- [SHORT EXERCISE] Using the records below, locate all lines containing "this" and return them.

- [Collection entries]
========
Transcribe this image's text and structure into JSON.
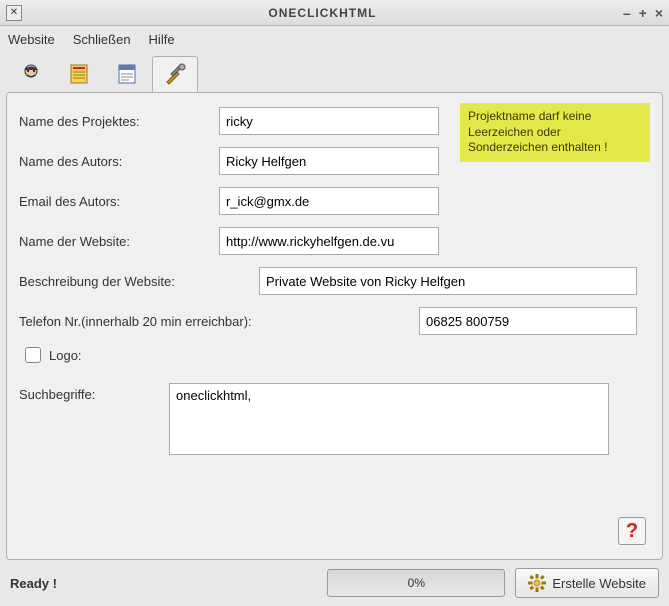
{
  "window": {
    "title": "ONECLICKHTML"
  },
  "menu": {
    "website": "Website",
    "close": "Schließen",
    "help": "Hilfe"
  },
  "warn": "Projektname darf keine Leerzeichen oder Sonderzeichen enthalten !",
  "labels": {
    "project": "Name des Projektes:",
    "author": "Name des Autors:",
    "email": "Email des Autors:",
    "site": "Name der Website:",
    "desc": "Beschreibung der Website:",
    "phone": "Telefon Nr.(innerhalb 20 min erreichbar):",
    "logo": "Logo:",
    "keywords": "Suchbegriffe:"
  },
  "values": {
    "project": "ricky",
    "author": "Ricky Helfgen",
    "email": "r_ick@gmx.de",
    "site": "http://www.rickyhelfgen.de.vu",
    "desc": "Private Website von Ricky Helfgen",
    "phone": "06825 800759",
    "keywords": "oneclickhtml,"
  },
  "status": {
    "ready": "Ready !",
    "progress": "0%",
    "create": "Erstelle Website"
  }
}
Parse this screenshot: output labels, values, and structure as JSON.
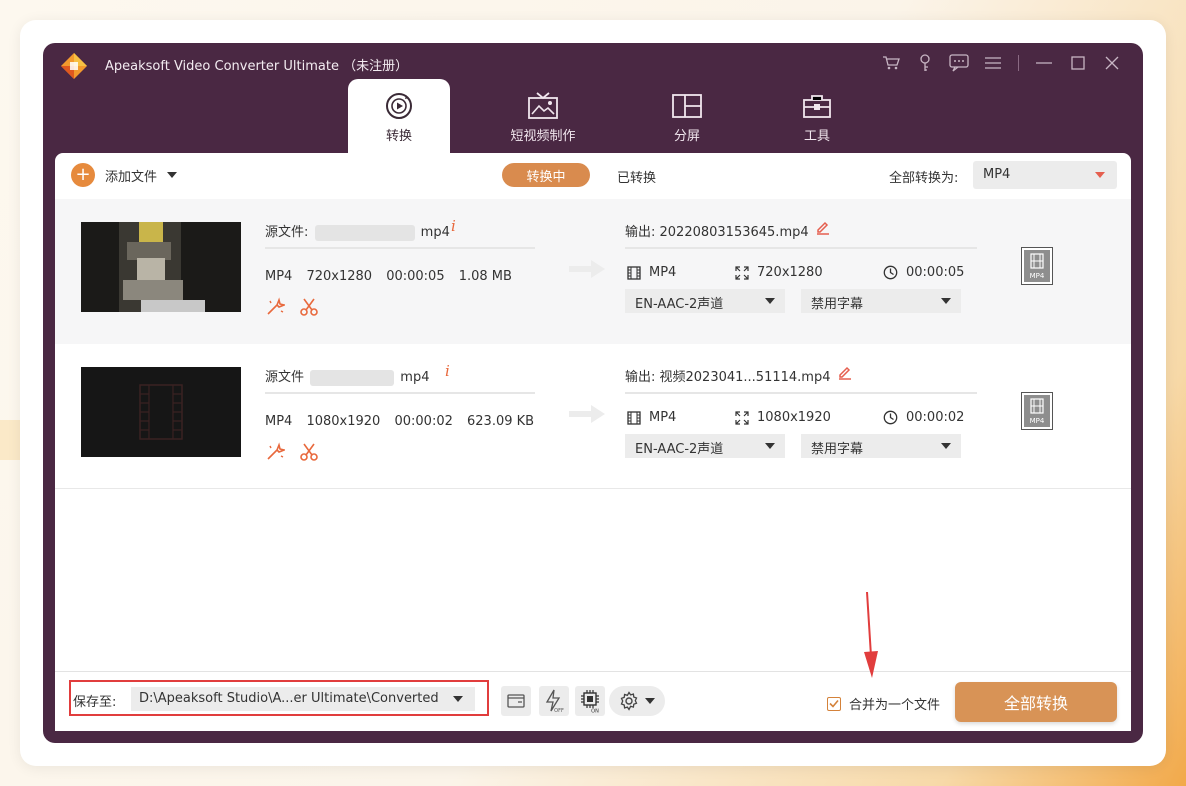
========
- [CORRECT OUTPUT]
Transcribe this image's text and structure into JSON.
Parse this screenshot: output labels, values, and structure as JSON.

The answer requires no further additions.